Quote every line below exactly and skip any picture.

--- start ---

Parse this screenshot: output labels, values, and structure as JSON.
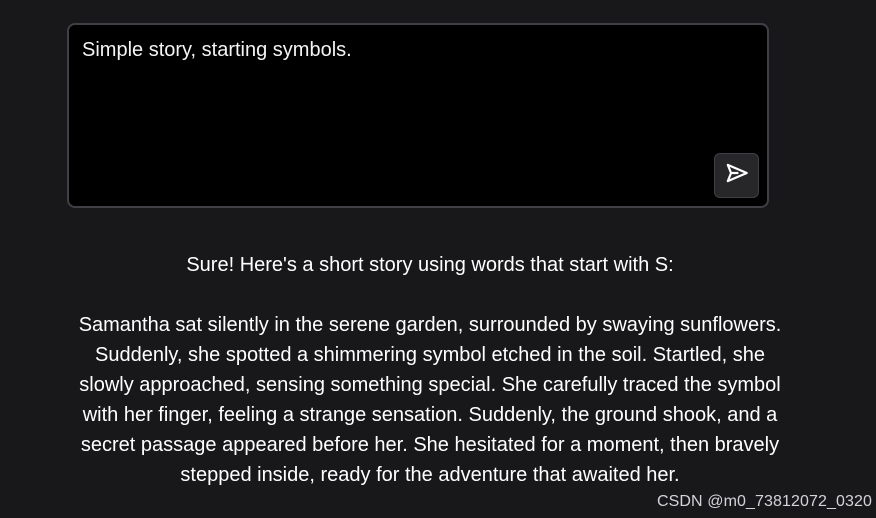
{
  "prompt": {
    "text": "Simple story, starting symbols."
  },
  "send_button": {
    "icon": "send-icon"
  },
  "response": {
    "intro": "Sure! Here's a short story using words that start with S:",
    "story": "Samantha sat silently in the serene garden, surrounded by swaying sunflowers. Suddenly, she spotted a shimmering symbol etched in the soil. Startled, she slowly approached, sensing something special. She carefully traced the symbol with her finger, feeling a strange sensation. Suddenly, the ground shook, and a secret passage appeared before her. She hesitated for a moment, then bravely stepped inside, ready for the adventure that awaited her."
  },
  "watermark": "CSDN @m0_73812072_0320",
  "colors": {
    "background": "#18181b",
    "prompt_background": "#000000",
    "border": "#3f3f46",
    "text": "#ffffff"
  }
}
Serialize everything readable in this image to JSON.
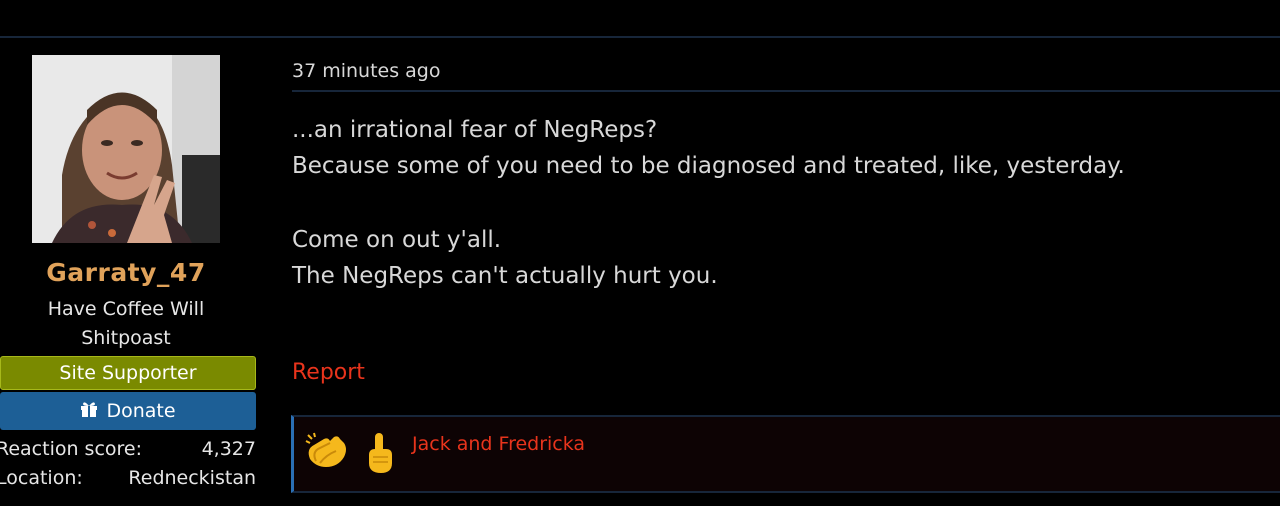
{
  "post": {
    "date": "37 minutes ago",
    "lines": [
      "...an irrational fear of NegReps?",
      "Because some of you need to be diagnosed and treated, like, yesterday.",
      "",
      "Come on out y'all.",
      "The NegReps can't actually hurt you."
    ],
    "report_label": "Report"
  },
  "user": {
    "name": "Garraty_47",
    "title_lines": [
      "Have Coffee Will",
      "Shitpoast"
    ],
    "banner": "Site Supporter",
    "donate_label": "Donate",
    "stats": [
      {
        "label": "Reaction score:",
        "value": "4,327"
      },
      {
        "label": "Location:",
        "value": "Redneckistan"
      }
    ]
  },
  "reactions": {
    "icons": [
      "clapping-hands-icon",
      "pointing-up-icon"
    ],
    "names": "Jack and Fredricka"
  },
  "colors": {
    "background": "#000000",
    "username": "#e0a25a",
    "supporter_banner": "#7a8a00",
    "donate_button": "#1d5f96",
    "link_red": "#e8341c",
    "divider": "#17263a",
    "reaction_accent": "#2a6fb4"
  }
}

--- end ---

Answer =>
Parse this screenshot: output labels, values, and structure as JSON.
{
  "prompt": {
    "text": "Simple story, starting symbols."
  },
  "send_button": {
    "icon": "send-icon"
  },
  "response": {
    "intro": "Sure! Here's a short story using words that start with S:",
    "story": "Samantha sat silently in the serene garden, surrounded by swaying sunflowers. Suddenly, she spotted a shimmering symbol etched in the soil. Startled, she slowly approached, sensing something special. She carefully traced the symbol with her finger, feeling a strange sensation. Suddenly, the ground shook, and a secret passage appeared before her. She hesitated for a moment, then bravely stepped inside, ready for the adventure that awaited her."
  },
  "watermark": "CSDN @m0_73812072_0320",
  "colors": {
    "background": "#18181b",
    "prompt_background": "#000000",
    "border": "#3f3f46",
    "text": "#ffffff"
  }
}
Serialize everything readable in this image to JSON.
{
  "post": {
    "date": "37 minutes ago",
    "lines": [
      "...an irrational fear of NegReps?",
      "Because some of you need to be diagnosed and treated, like, yesterday.",
      "",
      "Come on out y'all.",
      "The NegReps can't actually hurt you."
    ],
    "report_label": "Report"
  },
  "user": {
    "name": "Garraty_47",
    "title_lines": [
      "Have Coffee Will",
      "Shitpoast"
    ],
    "banner": "Site Supporter",
    "donate_label": "Donate",
    "stats": [
      {
        "label": "Reaction score:",
        "value": "4,327"
      },
      {
        "label": "Location:",
        "value": "Redneckistan"
      }
    ]
  },
  "reactions": {
    "icons": [
      "clapping-hands-icon",
      "pointing-up-icon"
    ],
    "names": "Jack and Fredricka"
  },
  "colors": {
    "background": "#000000",
    "username": "#e0a25a",
    "supporter_banner": "#7a8a00",
    "donate_button": "#1d5f96",
    "link_red": "#e8341c",
    "divider": "#17263a",
    "reaction_accent": "#2a6fb4"
  }
}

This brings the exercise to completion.